> STORED ROWS
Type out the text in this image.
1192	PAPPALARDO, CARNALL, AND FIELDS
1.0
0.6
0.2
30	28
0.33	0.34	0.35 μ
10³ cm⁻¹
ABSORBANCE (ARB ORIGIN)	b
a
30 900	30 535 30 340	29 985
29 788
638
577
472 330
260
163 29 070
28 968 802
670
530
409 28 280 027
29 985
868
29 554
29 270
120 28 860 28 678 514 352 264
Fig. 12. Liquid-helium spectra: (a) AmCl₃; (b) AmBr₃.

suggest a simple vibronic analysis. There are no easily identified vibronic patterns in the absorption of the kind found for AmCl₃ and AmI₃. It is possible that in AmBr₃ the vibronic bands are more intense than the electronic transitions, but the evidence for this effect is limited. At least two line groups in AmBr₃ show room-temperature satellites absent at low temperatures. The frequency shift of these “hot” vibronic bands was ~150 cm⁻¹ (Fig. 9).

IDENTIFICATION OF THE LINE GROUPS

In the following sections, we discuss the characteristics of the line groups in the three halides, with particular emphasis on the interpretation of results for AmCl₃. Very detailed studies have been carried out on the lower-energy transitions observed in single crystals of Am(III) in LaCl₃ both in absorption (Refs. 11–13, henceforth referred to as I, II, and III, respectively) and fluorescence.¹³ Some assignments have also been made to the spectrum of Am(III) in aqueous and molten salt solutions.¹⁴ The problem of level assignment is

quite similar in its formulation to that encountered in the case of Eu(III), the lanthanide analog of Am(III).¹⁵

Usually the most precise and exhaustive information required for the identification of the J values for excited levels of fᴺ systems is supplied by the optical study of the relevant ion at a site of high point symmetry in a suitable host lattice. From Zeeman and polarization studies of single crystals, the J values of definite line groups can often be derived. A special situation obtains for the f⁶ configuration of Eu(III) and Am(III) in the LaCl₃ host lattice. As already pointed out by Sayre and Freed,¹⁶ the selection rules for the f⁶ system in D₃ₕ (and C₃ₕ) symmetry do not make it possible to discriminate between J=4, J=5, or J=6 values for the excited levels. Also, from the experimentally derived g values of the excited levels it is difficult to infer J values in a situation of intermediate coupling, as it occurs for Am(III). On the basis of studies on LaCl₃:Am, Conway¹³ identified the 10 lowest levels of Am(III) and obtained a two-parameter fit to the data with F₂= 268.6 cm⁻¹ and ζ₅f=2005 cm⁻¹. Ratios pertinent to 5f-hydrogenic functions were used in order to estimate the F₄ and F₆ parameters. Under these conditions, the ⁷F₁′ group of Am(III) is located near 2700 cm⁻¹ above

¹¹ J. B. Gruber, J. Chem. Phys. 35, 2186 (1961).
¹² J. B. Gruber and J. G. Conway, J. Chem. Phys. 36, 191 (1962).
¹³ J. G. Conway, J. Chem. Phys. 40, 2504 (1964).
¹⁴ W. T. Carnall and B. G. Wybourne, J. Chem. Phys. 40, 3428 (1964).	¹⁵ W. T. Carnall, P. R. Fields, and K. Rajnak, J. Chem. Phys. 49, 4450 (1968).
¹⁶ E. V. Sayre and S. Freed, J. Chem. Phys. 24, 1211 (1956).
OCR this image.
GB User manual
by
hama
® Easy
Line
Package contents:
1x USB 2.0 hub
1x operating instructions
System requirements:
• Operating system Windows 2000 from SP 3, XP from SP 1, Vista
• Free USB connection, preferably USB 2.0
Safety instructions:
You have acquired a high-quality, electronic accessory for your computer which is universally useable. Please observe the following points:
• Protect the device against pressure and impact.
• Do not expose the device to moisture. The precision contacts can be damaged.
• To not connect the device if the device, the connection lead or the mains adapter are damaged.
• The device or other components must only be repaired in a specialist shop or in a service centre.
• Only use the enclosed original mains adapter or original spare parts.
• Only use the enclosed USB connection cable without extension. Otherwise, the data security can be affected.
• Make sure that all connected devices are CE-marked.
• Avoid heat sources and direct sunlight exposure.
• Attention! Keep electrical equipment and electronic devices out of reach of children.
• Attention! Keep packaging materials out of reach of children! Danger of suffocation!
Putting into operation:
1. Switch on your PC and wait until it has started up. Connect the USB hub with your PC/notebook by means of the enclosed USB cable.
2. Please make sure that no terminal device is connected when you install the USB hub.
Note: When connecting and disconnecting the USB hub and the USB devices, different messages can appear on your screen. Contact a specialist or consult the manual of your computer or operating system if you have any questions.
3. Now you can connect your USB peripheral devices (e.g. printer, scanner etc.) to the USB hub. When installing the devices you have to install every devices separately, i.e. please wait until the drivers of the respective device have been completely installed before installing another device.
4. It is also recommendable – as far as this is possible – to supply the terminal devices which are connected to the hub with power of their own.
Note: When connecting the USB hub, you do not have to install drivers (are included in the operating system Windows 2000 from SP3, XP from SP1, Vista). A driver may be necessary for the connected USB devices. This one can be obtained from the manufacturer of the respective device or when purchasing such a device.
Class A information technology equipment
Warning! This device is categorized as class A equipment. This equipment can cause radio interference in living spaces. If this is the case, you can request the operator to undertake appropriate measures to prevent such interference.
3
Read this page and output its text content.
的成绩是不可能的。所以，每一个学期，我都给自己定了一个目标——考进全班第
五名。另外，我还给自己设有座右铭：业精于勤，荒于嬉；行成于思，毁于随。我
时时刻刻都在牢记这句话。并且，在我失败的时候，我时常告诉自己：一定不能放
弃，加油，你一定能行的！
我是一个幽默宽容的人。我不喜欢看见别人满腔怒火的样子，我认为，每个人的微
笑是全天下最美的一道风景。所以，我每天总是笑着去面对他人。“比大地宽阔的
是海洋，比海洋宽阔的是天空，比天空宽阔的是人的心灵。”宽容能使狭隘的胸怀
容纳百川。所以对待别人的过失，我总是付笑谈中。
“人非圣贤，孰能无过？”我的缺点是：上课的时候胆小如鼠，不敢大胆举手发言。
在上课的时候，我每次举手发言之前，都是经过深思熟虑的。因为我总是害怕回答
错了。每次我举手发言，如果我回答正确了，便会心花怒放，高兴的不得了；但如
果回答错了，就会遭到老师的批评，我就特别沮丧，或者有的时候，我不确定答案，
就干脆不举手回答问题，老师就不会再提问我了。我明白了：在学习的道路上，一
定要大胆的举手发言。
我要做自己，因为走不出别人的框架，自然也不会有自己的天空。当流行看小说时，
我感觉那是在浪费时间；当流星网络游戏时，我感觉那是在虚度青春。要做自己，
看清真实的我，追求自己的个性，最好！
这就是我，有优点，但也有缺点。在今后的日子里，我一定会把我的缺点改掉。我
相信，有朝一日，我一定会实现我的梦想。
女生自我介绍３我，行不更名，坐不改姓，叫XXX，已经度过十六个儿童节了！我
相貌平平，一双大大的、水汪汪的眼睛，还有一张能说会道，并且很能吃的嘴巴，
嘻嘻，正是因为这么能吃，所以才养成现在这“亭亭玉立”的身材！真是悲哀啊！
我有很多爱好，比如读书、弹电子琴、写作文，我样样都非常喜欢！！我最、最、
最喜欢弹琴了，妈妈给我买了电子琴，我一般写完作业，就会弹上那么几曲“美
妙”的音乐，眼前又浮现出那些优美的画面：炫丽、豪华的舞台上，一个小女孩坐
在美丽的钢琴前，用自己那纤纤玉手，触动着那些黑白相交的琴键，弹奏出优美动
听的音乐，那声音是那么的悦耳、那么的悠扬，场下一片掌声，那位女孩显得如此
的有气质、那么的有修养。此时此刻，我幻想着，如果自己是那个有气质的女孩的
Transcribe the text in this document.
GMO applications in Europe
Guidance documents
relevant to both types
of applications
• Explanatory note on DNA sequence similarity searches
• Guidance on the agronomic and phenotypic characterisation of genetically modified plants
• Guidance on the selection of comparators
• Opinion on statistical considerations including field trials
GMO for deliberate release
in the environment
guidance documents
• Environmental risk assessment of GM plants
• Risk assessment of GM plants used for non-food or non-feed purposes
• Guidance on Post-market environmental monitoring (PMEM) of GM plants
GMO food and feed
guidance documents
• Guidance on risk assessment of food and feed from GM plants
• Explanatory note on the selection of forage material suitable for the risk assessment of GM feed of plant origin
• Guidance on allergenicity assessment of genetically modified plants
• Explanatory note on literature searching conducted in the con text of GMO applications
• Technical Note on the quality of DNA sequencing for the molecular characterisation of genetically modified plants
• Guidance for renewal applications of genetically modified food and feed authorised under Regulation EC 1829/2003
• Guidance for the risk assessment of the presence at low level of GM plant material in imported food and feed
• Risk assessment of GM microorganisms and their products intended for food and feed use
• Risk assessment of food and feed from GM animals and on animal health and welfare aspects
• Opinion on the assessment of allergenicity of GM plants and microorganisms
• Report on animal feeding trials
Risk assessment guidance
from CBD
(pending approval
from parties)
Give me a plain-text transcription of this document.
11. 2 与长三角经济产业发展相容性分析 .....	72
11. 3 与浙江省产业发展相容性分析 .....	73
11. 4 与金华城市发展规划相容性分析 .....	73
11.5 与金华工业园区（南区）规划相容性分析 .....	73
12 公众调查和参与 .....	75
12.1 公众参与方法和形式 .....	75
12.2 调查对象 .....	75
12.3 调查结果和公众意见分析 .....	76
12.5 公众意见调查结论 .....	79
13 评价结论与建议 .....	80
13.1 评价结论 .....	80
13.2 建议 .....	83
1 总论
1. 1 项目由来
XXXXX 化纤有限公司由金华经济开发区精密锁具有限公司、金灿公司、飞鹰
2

> WHAT THE TASK REQUIRES
Find every line in the records that contains the word "instructions"; copy those lines.

> TASK RESULT
1x operating instructions
Safety instructions:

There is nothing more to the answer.